This might be the most narcissistic thing I've ever read.

"Here are some mundane details about the way I've organized my life. In a stunning coincidence it turns out that they also constitute the one and only true and correct way to live."
posted by enn at 7:24 AM on August 24, 2012 [3 favorites]


Bleh, the exhortation to remember that there are other people working harder than me is really really bad for my creativity. It reminds me of that scene in the West Wing, where Josh comes in at like 4:30 and Donna complains or something and he says something to the effect of, "somewhere in japan it's 3:00pm, some guy has been working all day and I'm just getting in to the office".

For me, that concept is the opposite of motivation; it makes me think I will never work hard enough to make something good enough and so I shouldn't even try. Granted I'm a heavy depressive / anxious type, but hot damn that's just poison for me. I have to get myself into a vacuum world, where I am the only one working and my work exists just for me. Then finish that shit and get it out there, comparisons be damned.
posted by lazaruslong at 7:39 AM on August 24, 2012 [2 favorites]


Jahaza: "Her experience probably would have been different if she spent those days and hours in cardiac rehab."

Heh, though to be fair, if she was in a cardiac rehab, lovingly recalling working too hard and the accompanying stress might also be unlikely.
posted by lazaruslong at 7:40 AM on August 24, 2012 [1 favorite]


I think most of this is actually pretty solid, uncontroversial advice: work hard, stay healthy, cultivate positive relationships, eschew toxic ones, don't be a dick. Good advice for any profession.

The only part that rings false is "When asked about an ad hominem attack, pretend never to have heard of the attacker." People should never do that. It's always obvious that you're lying, and it makes you sound petty and condescending. It's far more classy to acknowledge the attack, without retaliating.
posted by El Sabor Asiatico at 8:32 AM on August 24, 2012 [2 favorites]


I can slim this down.

1, Don't be a writer.

Information given
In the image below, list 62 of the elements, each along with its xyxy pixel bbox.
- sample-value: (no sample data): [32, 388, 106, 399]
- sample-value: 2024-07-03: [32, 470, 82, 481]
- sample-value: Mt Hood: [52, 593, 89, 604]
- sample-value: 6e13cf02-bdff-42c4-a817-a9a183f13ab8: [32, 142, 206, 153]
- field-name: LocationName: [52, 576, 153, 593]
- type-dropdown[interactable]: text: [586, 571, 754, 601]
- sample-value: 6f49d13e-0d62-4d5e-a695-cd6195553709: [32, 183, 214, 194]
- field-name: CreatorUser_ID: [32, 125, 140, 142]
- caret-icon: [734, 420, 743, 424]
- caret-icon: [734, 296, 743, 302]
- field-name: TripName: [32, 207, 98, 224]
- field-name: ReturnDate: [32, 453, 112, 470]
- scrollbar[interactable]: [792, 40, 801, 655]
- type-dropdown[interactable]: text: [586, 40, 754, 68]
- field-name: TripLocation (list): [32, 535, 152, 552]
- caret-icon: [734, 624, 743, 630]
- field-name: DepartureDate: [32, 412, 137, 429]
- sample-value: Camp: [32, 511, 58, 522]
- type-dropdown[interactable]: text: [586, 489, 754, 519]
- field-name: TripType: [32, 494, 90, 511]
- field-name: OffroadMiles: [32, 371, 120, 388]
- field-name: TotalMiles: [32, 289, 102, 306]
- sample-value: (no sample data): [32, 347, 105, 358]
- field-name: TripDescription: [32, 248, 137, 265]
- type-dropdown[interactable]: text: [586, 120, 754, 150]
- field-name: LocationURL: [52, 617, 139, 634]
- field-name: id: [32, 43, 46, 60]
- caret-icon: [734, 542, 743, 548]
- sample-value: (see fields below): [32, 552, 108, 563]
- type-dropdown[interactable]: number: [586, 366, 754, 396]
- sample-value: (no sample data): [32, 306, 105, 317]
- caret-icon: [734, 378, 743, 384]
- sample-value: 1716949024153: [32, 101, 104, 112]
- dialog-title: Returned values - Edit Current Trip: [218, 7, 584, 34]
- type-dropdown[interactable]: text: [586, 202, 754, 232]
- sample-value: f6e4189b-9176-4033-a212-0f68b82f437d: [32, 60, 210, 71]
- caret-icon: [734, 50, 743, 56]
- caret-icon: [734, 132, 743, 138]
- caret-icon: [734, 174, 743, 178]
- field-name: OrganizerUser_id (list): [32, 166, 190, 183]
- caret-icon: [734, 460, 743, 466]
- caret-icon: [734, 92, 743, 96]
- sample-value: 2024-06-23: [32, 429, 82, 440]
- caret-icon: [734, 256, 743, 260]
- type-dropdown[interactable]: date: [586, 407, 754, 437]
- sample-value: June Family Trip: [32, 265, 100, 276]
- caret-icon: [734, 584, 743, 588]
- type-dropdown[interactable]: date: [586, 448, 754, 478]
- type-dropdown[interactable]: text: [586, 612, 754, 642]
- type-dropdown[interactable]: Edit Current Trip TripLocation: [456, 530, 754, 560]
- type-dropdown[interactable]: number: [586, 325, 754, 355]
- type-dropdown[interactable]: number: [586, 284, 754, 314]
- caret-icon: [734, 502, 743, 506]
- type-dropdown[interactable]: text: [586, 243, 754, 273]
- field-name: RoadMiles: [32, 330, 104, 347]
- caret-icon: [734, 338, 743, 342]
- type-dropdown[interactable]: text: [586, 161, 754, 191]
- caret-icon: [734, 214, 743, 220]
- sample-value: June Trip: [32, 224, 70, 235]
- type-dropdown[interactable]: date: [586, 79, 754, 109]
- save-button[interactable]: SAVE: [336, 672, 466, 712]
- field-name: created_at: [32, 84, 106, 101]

Your goal
Could you transcribe everything in the comment thread from "posted by lazaruslong at 7:39" down to "for any profession."?

Solution to this problem
posted by lazaruslong at 7:39 AM on August 24, 2012 [2 favorites]


Jahaza: "Her experience probably would have been different if she spent those days and hours in cardiac rehab."

Heh, though to be fair, if she was in a cardiac rehab, lovingly recalling working too hard and the accompanying stress might also be unlikely.
posted by lazaruslong at 7:40 AM on August 24, 2012 [1 favorite]


I think most of this is actually pretty solid, uncontroversial advice: work hard, stay healthy, cultivate positive relationships, eschew toxic ones, don't be a dick. Good advice for any profession.